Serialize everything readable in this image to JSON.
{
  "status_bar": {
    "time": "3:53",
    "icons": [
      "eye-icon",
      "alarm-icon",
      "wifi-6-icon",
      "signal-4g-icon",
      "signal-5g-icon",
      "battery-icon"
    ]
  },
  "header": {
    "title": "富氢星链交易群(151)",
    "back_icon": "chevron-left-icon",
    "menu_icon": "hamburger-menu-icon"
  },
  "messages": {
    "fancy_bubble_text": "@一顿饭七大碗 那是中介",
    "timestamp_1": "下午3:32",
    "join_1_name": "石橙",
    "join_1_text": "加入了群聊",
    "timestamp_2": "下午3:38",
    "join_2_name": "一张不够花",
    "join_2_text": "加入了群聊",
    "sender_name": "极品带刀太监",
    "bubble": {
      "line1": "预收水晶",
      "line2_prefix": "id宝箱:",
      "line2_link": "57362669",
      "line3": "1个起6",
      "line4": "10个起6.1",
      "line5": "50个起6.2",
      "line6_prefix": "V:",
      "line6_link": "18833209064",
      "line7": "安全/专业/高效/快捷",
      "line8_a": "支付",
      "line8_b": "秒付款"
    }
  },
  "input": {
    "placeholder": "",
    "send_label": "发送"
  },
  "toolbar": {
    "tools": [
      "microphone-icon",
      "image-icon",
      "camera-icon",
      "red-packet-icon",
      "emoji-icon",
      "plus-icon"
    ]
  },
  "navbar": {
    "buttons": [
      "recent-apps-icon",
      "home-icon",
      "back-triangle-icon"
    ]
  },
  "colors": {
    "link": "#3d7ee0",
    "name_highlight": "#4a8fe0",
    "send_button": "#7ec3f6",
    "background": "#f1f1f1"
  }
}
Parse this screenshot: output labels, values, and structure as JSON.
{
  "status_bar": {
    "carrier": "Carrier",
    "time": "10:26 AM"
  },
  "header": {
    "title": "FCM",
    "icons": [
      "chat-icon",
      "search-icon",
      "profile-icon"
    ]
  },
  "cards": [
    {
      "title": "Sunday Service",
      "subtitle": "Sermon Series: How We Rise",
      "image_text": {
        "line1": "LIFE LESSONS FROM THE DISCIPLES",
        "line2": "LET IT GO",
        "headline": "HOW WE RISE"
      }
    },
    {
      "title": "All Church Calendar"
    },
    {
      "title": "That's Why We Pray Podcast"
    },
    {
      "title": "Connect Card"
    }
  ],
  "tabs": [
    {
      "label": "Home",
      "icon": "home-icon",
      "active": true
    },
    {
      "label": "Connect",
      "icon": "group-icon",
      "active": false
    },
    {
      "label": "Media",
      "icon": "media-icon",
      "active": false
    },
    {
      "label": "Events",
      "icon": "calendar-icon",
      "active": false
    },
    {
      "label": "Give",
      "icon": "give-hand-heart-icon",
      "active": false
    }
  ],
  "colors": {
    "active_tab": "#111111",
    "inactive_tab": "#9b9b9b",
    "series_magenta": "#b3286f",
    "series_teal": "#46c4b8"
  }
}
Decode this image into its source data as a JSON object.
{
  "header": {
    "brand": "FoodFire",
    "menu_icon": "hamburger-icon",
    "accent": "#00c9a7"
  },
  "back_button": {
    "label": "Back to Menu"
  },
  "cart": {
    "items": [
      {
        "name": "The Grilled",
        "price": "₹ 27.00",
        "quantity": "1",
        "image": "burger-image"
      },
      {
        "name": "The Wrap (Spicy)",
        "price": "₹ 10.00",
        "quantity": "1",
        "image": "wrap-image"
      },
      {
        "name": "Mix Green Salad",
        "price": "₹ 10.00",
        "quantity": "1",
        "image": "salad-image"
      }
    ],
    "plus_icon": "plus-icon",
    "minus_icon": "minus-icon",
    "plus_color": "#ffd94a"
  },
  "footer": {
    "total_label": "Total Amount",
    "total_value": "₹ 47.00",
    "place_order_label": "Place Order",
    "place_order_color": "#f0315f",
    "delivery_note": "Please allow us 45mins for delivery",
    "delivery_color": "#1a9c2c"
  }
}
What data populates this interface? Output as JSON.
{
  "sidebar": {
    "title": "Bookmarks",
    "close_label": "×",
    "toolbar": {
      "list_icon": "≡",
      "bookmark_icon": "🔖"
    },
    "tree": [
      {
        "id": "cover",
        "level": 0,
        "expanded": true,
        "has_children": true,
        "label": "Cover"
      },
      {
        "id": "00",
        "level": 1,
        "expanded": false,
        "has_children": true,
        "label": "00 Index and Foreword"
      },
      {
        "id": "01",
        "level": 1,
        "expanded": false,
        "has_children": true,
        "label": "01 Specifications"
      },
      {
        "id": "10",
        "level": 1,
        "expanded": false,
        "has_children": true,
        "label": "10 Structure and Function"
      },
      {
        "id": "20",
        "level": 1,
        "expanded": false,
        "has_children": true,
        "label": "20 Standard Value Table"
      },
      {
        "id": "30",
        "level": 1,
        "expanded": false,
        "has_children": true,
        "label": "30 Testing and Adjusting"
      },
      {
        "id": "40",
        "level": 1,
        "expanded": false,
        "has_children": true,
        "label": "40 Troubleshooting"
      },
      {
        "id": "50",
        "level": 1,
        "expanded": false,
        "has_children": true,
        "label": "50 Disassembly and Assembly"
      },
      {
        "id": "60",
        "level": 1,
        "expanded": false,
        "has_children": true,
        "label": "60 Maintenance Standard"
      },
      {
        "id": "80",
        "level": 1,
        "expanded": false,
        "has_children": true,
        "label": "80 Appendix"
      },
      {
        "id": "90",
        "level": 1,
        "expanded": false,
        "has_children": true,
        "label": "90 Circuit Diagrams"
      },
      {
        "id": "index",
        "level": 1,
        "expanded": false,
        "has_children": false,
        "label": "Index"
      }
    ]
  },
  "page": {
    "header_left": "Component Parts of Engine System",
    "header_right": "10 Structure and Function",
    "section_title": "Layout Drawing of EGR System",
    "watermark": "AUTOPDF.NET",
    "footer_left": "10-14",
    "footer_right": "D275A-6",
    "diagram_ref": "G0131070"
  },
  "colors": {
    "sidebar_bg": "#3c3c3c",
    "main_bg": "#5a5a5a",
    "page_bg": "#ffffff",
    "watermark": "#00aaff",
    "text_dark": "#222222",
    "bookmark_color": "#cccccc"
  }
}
# # # # #
▶ Problem description
Write the data back out verbatim.

▶ Problem solution
Serialize everything readable in this image to JSON.
{
  "status_bar": {
    "time": "3:53",
    "icons": [
      "eye-icon",
      "alarm-icon",
      "wifi-6-icon",
      "signal-4g-icon",
      "signal-5g-icon",
      "battery-icon"
    ]
  },
  "header": {
    "title": "富氢星链交易群(151)",
    "back_icon": "chevron-left-icon",
    "menu_icon": "hamburger-menu-icon"
  },
  "messages": {
    "fancy_bubble_text": "@一顿饭七大碗 那是中介",
    "timestamp_1": "下午3:32",
    "join_1_name": "石橙",
    "join_1_text": "加入了群聊",
    "timestamp_2": "下午3:38",
    "join_2_name": "一张不够花",
    "join_2_text": "加入了群聊",
    "sender_name": "极品带刀太监",
    "bubble": {
      "line1": "预收水晶",
      "line2_prefix": "id宝箱:",
      "line2_link": "57362669",
      "line3": "1个起6",
      "line4": "10个起6.1",
      "line5": "50个起6.2",
      "line6_prefix": "V:",
      "line6_link": "18833209064",
      "line7": "安全/专业/高效/快捷",
      "line8_a": "支付",
      "line8_b": "秒付款"
    }
  },
  "input": {
    "placeholder": "",
    "send_label": "发送"
  },
  "toolbar": {
    "tools": [
      "microphone-icon",
      "image-icon",
      "camera-icon",
      "red-packet-icon",
      "emoji-icon",
      "plus-icon"
    ]
  },
  "navbar": {
    "buttons": [
      "recent-apps-icon",
      "home-icon",
      "back-triangle-icon"
    ]
  },
  "colors": {
    "link": "#3d7ee0",
    "name_highlight": "#4a8fe0",
    "send_button": "#7ec3f6",
    "background": "#f1f1f1"
  }
}
Parse this screenshot: output labels, values, and structure as JSON.
{
  "status_bar": {
    "carrier": "Carrier",
    "time": "10:26 AM"
  },
  "header": {
    "title": "FCM",
    "icons": [
      "chat-icon",
      "search-icon",
      "profile-icon"
    ]
  },
  "cards": [
    {
      "title": "Sunday Service",
      "subtitle": "Sermon Series: How We Rise",
      "image_text": {
        "line1": "LIFE LESSONS FROM THE DISCIPLES",
        "line2": "LET IT GO",
        "headline": "HOW WE RISE"
      }
    },
    {
      "title": "All Church Calendar"
    },
    {
      "title": "That's Why We Pray Podcast"
    },
    {
      "title": "Connect Card"
    }
  ],
  "tabs": [
    {
      "label": "Home",
      "icon": "home-icon",
      "active": true
    },
    {
      "label": "Connect",
      "icon": "group-icon",
      "active": false
    },
    {
      "label": "Media",
      "icon": "media-icon",
      "active": false
    },
    {
      "label": "Events",
      "icon": "calendar-icon",
      "active": false
    },
    {
      "label": "Give",
      "icon": "give-hand-heart-icon",
      "active": false
    }
  ],
  "colors": {
    "active_tab": "#111111",
    "inactive_tab": "#9b9b9b",
    "series_magenta": "#b3286f",
    "series_teal": "#46c4b8"
  }
}
Decode this image into its source data as a JSON object.
{
  "header": {
    "brand": "FoodFire",
    "menu_icon": "hamburger-icon",
    "accent": "#00c9a7"
  },
  "back_button": {
    "label": "Back to Menu"
  },
  "cart": {
    "items": [
      {
        "name": "The Grilled",
        "price": "₹ 27.00",
        "quantity": "1",
        "image": "burger-image"
      },
      {
        "name": "The Wrap (Spicy)",
        "price": "₹ 10.00",
        "quantity": "1",
        "image": "wrap-image"
      },
      {
        "name": "Mix Green Salad",
        "price": "₹ 10.00",
        "quantity": "1",
        "image": "salad-image"
      }
    ],
    "plus_icon": "plus-icon",
    "minus_icon": "minus-icon",
    "plus_color": "#ffd94a"
  },
  "footer": {
    "total_label": "Total Amount",
    "total_value": "₹ 47.00",
    "place_order_label": "Place Order",
    "place_order_color": "#f0315f",
    "delivery_note": "Please allow us 45mins for delivery",
    "delivery_color": "#1a9c2c"
  }
}
What data populates this interface? Output as JSON.
{
  "sidebar": {
    "title": "Bookmarks",
    "close_label": "×",
    "toolbar": {
      "list_icon": "≡",
      "bookmark_icon": "🔖"
    },
    "tree": [
      {
        "id": "cover",
        "level": 0,
        "expanded": true,
        "has_children": true,
        "label": "Cover"
      },
      {
        "id": "00",
        "level": 1,
        "expanded": false,
        "has_children": true,
        "label": "00 Index and Foreword"
      },
      {
        "id": "01",
        "level": 1,
        "expanded": false,
        "has_children": true,
        "label": "01 Specifications"
      },
      {
        "id": "10",
        "level": 1,
        "expanded": false,
        "has_children": true,
        "label": "10 Structure and Function"
      },
      {
        "id": "20",
        "level": 1,
        "expanded": false,
        "has_children": true,
        "label": "20 Standard Value Table"
      },
      {
        "id": "30",
        "level": 1,
        "expanded": false,
        "has_children": true,
        "label": "30 Testing and Adjusting"
      },
      {
        "id": "40",
        "level": 1,
        "expanded": false,
        "has_children": true,
        "label": "40 Troubleshooting"
      },
      {
        "id": "50",
        "level": 1,
        "expanded": false,
        "has_children": true,
        "label": "50 Disassembly and Assembly"
      },
      {
        "id": "60",
        "level": 1,
        "expanded": false,
        "has_children": true,
        "label": "60 Maintenance Standard"
      },
      {
        "id": "80",
        "level": 1,
        "expanded": false,
        "has_children": true,
        "label": "80 Appendix"
      },
      {
        "id": "90",
        "level": 1,
        "expanded": false,
        "has_children": true,
        "label": "90 Circuit Diagrams"
      },
      {
        "id": "index",
        "level": 1,
        "expanded": false,
        "has_children": false,
        "label": "Index"
      }
    ]
  },
  "page": {
    "header_left": "Component Parts of Engine System",
    "header_right": "10 Structure and Function",
    "section_title": "Layout Drawing of EGR System",
    "watermark": "AUTOPDF.NET",
    "footer_left": "10-14",
    "footer_right": "D275A-6",
    "diagram_ref": "G0131070"
  },
  "colors": {
    "sidebar_bg": "#3c3c3c",
    "main_bg": "#5a5a5a",
    "page_bg": "#ffffff",
    "watermark": "#00aaff",
    "text_dark": "#222222",
    "bookmark_color": "#cccccc"
  }
}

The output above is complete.